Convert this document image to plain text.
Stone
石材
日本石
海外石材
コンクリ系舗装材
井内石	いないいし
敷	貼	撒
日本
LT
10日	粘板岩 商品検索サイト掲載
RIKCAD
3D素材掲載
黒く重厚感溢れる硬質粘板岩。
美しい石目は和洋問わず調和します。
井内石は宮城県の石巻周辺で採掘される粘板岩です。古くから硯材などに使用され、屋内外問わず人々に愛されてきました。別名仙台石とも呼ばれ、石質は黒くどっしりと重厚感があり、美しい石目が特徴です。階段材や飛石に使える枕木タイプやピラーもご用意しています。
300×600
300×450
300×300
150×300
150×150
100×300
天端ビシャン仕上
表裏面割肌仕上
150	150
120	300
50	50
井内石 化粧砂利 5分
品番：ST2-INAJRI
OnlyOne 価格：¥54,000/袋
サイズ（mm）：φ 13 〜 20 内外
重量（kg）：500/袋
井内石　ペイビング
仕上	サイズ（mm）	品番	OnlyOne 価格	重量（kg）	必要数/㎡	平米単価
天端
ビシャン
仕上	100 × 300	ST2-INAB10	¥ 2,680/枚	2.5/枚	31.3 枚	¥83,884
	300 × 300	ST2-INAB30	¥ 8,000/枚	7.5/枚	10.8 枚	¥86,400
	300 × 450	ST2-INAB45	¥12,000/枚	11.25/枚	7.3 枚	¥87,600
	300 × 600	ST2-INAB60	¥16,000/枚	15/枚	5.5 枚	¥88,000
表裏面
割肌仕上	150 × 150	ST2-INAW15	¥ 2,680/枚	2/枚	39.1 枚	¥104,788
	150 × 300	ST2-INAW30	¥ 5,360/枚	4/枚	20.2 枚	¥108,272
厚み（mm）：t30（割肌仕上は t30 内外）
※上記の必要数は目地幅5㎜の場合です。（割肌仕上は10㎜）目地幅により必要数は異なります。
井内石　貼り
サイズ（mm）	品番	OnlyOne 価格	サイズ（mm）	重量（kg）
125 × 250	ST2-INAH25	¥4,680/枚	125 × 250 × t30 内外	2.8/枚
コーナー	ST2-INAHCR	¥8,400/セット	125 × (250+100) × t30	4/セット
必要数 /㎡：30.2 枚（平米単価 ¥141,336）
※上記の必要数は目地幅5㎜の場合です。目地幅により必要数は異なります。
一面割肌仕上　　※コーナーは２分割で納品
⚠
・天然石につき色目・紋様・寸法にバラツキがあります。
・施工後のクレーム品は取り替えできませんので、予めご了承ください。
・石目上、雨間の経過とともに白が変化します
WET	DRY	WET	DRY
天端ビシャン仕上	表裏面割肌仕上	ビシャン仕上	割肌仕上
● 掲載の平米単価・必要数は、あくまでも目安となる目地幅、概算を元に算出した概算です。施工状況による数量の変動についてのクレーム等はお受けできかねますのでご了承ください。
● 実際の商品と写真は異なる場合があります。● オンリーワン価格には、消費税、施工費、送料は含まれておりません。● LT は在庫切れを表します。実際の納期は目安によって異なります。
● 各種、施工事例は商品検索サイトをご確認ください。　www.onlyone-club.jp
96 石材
◆ ◆ ◆ ◆ ◆
◆ **Requirements**: Transcribe all lines as written.

◆ **The solution**:
Convert this document image to plain text.
Stone
石材
日本石
海外石材
コンクリ系舗装材
井内石	いないいし
敷	貼	撒
日本
LT
10日	粘板岩 商品検索サイト掲載
RIKCAD
3D素材掲載
黒く重厚感溢れる硬質粘板岩。
美しい石目は和洋問わず調和します。
井内石は宮城県の石巻周辺で採掘される粘板岩です。古くから硯材などに使用され、屋内外問わず人々に愛されてきました。別名仙台石とも呼ばれ、石質は黒くどっしりと重厚感があり、美しい石目が特徴です。階段材や飛石に使える枕木タイプやピラーもご用意しています。
300×600
300×450
300×300
150×300
150×150
100×300
天端ビシャン仕上
表裏面割肌仕上
150	150
120	300
50	50
井内石 化粧砂利 5分
品番：ST2-INAJRI
OnlyOne 価格：¥54,000/袋
サイズ（mm）：φ 13 〜 20 内外
重量（kg）：500/袋
井内石　ペイビング
仕上	サイズ（mm）	品番	OnlyOne 価格	重量（kg）	必要数/㎡	平米単価
天端
ビシャン
仕上	100 × 300	ST2-INAB10	¥ 2,680/枚	2.5/枚	31.3 枚	¥83,884
	300 × 300	ST2-INAB30	¥ 8,000/枚	7.5/枚	10.8 枚	¥86,400
	300 × 450	ST2-INAB45	¥12,000/枚	11.25/枚	7.3 枚	¥87,600
	300 × 600	ST2-INAB60	¥16,000/枚	15/枚	5.5 枚	¥88,000
表裏面
割肌仕上	150 × 150	ST2-INAW15	¥ 2,680/枚	2/枚	39.1 枚	¥104,788
	150 × 300	ST2-INAW30	¥ 5,360/枚	4/枚	20.2 枚	¥108,272
厚み（mm）：t30（割肌仕上は t30 内外）
※上記の必要数は目地幅5㎜の場合です。（割肌仕上は10㎜）目地幅により必要数は異なります。
井内石　貼り
サイズ（mm）	品番	OnlyOne 価格	サイズ（mm）	重量（kg）
125 × 250	ST2-INAH25	¥4,680/枚	125 × 250 × t30 内外	2.8/枚
コーナー	ST2-INAHCR	¥8,400/セット	125 × (250+100) × t30	4/セット
必要数 /㎡：30.2 枚（平米単価 ¥141,336）
※上記の必要数は目地幅5㎜の場合です。目地幅により必要数は異なります。
一面割肌仕上　　※コーナーは２分割で納品
⚠
・天然石につき色目・紋様・寸法にバラツキがあります。
・施工後のクレーム品は取り替えできませんので、予めご了承ください。
・石目上、雨間の経過とともに白が変化します
WET	DRY	WET	DRY
天端ビシャン仕上	表裏面割肌仕上	ビシャン仕上	割肌仕上
● 掲載の平米単価・必要数は、あくまでも目安となる目地幅、概算を元に算出した概算です。施工状況による数量の変動についてのクレーム等はお受けできかねますのでご了承ください。
● 実際の商品と写真は異なる場合があります。● オンリーワン価格には、消費税、施工費、送料は含まれておりません。● LT は在庫切れを表します。実際の納期は目安によって異なります。
● 各種、施工事例は商品検索サイトをご確認ください。　www.onlyone-club.jp
96 石材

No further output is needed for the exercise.